## Task objective
What is the count of lines in the listing below that hold the string "image"? Reply with that number alone.

## Data records
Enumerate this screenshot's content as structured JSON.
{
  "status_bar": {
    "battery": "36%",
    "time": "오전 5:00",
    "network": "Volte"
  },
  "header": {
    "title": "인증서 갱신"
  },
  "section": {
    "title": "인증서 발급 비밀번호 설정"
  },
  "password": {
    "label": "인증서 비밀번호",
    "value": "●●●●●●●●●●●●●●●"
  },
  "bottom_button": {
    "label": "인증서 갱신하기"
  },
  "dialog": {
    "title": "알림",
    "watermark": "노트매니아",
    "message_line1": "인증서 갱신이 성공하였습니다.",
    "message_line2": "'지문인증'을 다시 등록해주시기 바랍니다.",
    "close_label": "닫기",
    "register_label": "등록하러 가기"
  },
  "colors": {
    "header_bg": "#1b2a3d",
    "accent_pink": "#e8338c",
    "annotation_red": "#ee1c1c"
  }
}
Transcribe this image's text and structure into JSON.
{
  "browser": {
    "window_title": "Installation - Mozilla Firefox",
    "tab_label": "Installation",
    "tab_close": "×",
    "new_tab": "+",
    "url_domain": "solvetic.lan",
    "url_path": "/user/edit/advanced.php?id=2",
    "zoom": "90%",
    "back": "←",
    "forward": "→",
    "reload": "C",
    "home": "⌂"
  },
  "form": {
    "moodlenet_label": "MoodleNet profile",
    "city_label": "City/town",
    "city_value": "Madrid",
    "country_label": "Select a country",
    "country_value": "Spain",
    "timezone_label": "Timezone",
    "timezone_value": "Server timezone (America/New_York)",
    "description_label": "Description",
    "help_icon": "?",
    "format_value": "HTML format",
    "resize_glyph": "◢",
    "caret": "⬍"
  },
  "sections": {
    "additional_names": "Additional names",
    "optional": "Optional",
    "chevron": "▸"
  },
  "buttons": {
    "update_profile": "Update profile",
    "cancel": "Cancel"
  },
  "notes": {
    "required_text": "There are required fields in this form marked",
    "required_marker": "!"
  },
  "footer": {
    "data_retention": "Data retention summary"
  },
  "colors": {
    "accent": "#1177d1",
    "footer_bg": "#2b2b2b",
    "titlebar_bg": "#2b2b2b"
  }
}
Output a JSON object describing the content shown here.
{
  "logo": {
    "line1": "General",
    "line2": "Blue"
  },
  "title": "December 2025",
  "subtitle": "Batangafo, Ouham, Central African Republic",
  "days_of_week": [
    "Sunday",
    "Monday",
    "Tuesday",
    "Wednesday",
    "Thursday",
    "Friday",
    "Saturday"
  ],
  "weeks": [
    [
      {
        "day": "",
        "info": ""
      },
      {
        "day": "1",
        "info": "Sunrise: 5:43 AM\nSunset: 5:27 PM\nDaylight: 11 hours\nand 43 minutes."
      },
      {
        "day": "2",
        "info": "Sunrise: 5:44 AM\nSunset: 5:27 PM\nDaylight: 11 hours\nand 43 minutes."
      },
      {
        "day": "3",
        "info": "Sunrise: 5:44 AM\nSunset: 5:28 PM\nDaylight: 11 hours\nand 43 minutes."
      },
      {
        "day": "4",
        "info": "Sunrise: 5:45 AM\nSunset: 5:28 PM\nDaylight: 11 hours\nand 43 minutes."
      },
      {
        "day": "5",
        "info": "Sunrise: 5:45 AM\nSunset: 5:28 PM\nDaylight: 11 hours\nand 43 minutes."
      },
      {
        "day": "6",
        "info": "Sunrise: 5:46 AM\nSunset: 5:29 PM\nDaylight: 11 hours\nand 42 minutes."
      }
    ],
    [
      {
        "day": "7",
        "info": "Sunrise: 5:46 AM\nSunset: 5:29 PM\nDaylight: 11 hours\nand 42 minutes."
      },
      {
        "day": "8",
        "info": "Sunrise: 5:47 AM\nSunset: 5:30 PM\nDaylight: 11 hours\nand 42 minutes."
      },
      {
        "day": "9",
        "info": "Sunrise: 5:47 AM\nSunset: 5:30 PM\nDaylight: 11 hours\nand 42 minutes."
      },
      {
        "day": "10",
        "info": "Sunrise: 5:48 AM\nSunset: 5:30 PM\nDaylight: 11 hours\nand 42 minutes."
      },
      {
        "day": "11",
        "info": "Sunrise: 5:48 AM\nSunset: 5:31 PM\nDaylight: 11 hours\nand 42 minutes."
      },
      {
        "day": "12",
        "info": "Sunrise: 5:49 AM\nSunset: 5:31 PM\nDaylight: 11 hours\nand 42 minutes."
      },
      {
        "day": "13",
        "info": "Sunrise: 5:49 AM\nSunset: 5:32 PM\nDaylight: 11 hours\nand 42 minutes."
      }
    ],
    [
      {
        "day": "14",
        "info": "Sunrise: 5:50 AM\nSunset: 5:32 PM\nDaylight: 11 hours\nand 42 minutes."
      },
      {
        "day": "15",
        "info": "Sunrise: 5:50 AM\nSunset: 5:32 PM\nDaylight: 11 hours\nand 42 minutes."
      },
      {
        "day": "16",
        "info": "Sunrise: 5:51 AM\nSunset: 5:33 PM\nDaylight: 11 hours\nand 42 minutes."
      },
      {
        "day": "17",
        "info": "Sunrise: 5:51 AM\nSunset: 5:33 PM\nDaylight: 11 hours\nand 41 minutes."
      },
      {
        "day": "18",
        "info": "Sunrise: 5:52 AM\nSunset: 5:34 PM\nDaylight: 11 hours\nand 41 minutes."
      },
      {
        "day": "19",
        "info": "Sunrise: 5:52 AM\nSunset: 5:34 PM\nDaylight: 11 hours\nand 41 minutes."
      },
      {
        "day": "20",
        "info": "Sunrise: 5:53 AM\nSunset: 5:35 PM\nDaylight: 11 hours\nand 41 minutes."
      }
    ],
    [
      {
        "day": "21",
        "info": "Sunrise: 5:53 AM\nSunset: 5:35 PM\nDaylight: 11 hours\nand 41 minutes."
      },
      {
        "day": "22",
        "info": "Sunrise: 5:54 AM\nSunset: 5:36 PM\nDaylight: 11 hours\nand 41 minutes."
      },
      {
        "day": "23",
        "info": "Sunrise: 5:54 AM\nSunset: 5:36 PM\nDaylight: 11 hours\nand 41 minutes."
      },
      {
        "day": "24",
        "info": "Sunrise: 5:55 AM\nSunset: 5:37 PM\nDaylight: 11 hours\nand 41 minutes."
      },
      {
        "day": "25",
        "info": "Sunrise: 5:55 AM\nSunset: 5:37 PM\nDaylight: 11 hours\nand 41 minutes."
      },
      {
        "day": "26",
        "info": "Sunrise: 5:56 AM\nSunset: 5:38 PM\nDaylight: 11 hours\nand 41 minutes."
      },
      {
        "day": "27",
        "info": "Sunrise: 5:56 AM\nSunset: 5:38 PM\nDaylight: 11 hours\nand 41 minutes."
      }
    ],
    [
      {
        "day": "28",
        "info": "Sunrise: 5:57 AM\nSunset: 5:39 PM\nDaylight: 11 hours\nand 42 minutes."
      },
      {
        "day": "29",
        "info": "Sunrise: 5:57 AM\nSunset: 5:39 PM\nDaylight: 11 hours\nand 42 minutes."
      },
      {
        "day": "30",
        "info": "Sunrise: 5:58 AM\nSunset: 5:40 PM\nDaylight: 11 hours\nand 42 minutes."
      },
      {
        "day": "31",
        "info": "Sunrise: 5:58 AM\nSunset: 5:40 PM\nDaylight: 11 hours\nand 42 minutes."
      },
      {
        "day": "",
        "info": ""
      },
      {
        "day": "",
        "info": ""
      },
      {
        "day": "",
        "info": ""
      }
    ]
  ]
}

==

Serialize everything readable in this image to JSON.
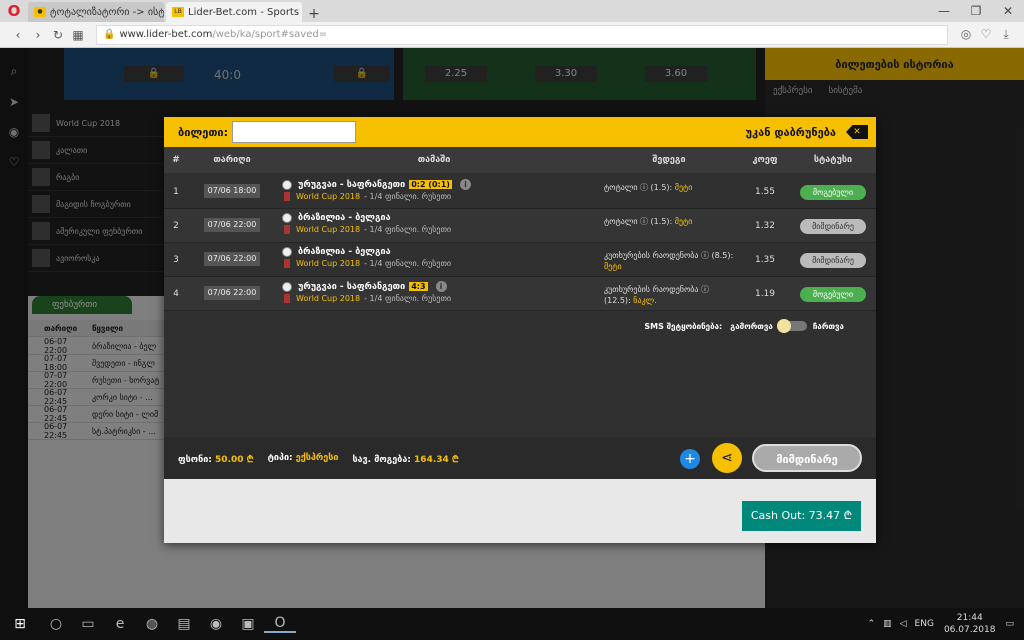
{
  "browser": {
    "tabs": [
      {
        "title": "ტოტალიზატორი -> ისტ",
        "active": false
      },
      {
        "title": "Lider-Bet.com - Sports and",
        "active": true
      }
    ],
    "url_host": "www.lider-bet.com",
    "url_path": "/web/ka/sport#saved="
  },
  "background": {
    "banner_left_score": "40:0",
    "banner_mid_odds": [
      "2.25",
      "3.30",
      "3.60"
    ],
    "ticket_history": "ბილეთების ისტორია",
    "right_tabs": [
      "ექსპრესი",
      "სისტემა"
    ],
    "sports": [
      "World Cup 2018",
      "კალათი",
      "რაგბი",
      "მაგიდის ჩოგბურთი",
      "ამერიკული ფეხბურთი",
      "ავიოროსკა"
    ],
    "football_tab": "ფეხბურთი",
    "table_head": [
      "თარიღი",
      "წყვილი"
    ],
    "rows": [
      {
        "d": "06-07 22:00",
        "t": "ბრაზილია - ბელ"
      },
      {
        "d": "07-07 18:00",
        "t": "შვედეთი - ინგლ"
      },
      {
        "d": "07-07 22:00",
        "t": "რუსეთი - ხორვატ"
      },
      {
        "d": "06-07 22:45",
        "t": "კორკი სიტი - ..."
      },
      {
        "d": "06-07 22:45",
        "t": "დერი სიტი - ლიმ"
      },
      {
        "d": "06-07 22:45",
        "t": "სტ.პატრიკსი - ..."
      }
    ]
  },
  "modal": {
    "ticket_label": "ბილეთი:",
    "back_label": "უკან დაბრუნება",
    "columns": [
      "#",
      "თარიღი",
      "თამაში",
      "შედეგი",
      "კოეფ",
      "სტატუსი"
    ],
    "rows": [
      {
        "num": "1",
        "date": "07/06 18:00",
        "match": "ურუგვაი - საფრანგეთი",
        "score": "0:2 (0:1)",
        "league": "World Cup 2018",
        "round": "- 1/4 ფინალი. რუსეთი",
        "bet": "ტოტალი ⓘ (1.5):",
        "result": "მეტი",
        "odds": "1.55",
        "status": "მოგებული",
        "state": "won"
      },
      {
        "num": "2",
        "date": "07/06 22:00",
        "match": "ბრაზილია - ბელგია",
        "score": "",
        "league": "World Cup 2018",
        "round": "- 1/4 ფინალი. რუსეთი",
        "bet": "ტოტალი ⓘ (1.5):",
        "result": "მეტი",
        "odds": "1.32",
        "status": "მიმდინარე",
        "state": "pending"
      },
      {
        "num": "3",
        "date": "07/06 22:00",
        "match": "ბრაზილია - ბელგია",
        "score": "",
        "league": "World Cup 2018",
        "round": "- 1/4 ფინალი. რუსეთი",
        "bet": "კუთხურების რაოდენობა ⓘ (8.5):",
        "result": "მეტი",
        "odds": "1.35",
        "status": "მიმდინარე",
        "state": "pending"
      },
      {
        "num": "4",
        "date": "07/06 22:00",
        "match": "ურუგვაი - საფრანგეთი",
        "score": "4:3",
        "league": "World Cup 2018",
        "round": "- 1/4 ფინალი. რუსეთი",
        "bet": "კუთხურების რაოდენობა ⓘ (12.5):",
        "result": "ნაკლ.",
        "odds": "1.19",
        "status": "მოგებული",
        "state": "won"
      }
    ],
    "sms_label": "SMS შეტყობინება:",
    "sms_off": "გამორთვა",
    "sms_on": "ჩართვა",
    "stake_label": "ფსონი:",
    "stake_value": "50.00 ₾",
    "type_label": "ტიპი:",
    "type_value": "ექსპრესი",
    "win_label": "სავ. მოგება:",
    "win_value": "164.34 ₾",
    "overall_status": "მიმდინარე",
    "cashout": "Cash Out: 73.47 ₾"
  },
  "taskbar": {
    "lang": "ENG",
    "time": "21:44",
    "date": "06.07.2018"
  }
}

## Written reply
2